Data records
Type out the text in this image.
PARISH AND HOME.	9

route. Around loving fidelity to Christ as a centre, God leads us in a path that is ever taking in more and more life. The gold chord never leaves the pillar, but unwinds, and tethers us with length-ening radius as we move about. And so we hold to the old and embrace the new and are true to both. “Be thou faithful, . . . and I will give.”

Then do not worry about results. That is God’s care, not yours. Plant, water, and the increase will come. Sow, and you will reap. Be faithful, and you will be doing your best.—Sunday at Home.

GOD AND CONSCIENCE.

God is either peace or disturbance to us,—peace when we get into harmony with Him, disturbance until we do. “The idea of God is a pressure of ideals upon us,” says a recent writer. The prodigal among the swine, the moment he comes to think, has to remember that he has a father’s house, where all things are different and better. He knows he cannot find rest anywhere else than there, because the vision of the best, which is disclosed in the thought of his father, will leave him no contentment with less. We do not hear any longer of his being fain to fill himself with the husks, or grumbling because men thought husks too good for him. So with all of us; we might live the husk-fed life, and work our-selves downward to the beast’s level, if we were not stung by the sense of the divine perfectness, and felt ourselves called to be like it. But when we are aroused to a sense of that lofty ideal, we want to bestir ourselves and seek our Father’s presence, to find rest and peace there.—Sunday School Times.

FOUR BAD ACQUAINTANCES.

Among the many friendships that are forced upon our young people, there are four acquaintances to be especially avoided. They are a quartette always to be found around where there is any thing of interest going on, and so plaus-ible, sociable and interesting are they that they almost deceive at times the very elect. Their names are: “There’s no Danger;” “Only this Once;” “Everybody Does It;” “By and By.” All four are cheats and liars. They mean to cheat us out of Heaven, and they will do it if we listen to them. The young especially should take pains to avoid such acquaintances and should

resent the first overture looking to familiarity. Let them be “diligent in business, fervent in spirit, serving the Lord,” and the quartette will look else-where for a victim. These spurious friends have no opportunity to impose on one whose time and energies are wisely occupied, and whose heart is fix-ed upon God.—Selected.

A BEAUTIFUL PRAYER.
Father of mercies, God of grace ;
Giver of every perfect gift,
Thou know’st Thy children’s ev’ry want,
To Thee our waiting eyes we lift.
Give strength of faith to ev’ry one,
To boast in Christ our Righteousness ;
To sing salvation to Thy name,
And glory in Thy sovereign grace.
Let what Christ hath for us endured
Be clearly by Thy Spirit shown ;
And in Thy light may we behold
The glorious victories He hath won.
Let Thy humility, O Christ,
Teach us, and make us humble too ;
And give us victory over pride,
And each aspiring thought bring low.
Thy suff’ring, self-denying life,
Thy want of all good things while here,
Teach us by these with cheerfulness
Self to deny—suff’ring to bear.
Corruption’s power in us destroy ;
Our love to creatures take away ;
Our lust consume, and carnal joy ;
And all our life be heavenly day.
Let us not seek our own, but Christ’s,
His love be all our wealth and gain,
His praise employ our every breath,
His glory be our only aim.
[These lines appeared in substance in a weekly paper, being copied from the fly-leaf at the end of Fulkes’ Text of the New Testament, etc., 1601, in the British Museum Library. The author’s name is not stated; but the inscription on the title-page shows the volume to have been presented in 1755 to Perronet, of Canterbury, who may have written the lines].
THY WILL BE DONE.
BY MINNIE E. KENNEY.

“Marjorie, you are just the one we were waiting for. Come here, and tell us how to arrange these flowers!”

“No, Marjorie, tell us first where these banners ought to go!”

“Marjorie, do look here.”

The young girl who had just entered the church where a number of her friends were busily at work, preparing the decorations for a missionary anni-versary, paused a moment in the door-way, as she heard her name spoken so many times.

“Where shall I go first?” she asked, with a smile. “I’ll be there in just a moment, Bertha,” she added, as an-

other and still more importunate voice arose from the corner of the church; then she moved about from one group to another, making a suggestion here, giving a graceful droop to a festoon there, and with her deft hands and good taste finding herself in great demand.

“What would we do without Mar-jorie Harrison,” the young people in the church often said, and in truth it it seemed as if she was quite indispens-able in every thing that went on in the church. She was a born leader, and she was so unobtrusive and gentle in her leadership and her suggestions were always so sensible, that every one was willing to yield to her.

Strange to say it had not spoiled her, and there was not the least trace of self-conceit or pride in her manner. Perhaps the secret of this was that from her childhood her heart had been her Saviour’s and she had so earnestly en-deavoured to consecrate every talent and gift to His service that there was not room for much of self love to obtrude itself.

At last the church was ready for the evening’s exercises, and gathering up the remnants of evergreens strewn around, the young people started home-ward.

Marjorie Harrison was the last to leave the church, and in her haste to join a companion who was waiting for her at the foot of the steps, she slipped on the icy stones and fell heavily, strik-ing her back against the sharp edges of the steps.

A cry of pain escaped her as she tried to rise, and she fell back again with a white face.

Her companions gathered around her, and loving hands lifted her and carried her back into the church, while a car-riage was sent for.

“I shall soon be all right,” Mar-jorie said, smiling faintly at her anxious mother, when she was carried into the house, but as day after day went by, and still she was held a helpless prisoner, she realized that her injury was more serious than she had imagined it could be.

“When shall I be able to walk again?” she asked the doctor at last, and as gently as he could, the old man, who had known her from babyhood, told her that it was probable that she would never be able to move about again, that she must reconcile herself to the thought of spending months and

*Brief:*
Pick out, from the lines above, every one that contains the string "love".

*Solution:*
Our love to creatures take away ;
His love be all our wealth and gain,
Strange to say it had not spoiled her, and there was not the least trace of self-conceit or pride in her manner. Perhaps the secret of this was that from her childhood her heart had been her Saviour’s and she had so earnestly en-deavoured to consecrate every talent and gift to His service that there was not room for much of self love to obtrude itself.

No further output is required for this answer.